Task prompt>
Reproduce every record below exactly as written, but leave out any pictures.

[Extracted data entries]
══════════

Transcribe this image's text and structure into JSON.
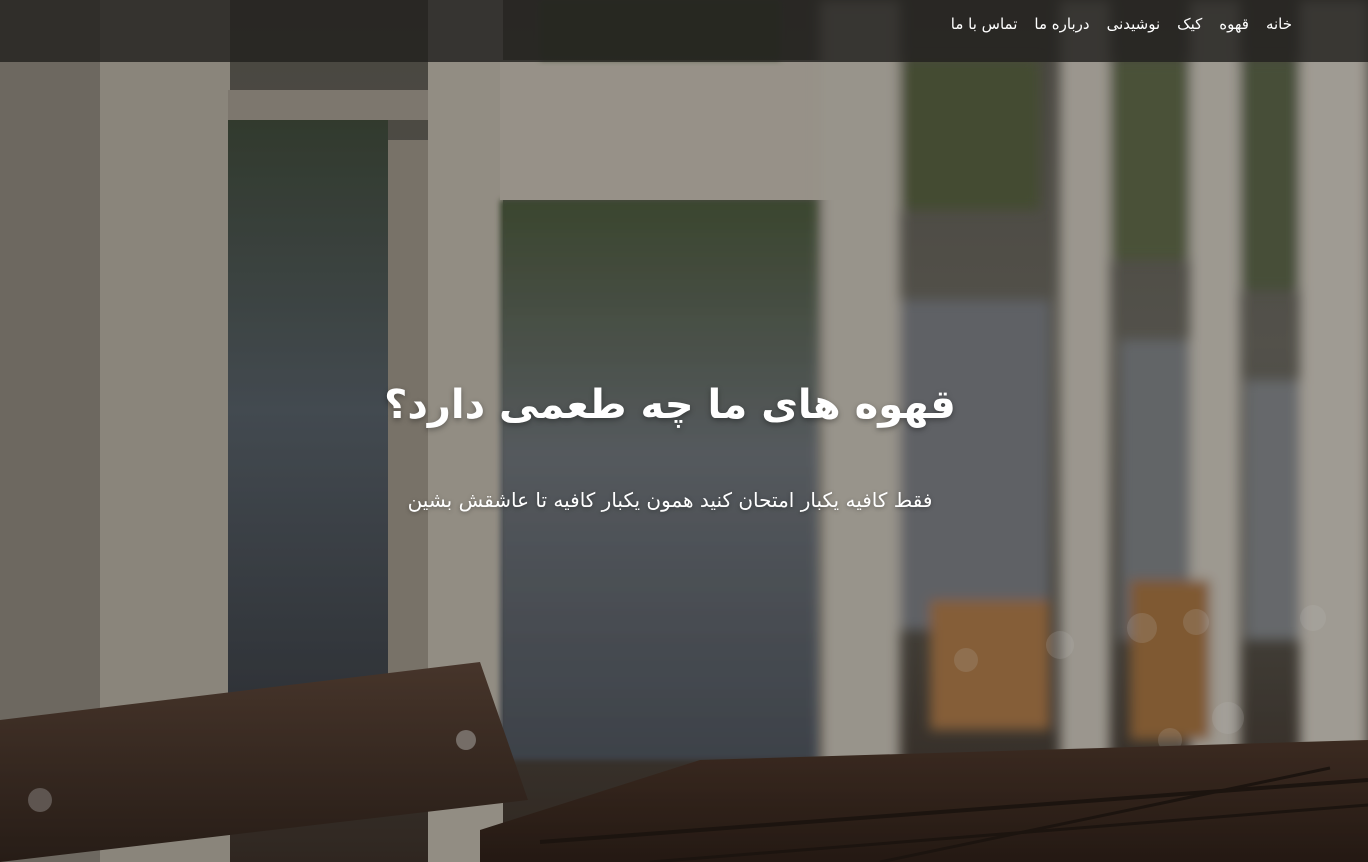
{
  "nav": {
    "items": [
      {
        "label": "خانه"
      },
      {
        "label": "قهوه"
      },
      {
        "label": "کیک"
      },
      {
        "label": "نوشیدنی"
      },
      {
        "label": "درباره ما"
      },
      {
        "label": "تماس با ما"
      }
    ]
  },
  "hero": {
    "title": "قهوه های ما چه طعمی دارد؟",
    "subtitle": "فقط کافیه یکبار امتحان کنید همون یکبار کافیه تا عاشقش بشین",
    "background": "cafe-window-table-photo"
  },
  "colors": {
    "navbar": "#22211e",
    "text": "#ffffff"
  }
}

══════════

Worked solution>
Transcribe this image's text and structure into JSON.
{
  "nav": {
    "items": [
      {
        "label": "خانه"
      },
      {
        "label": "قهوه"
      },
      {
        "label": "کیک"
      },
      {
        "label": "نوشیدنی"
      },
      {
        "label": "درباره ما"
      },
      {
        "label": "تماس با ما"
      }
    ]
  },
  "hero": {
    "title": "قهوه های ما چه طعمی دارد؟",
    "subtitle": "فقط کافیه یکبار امتحان کنید همون یکبار کافیه تا عاشقش بشین",
    "background": "cafe-window-table-photo"
  },
  "colors": {
    "navbar": "#22211e",
    "text": "#ffffff"
  }
}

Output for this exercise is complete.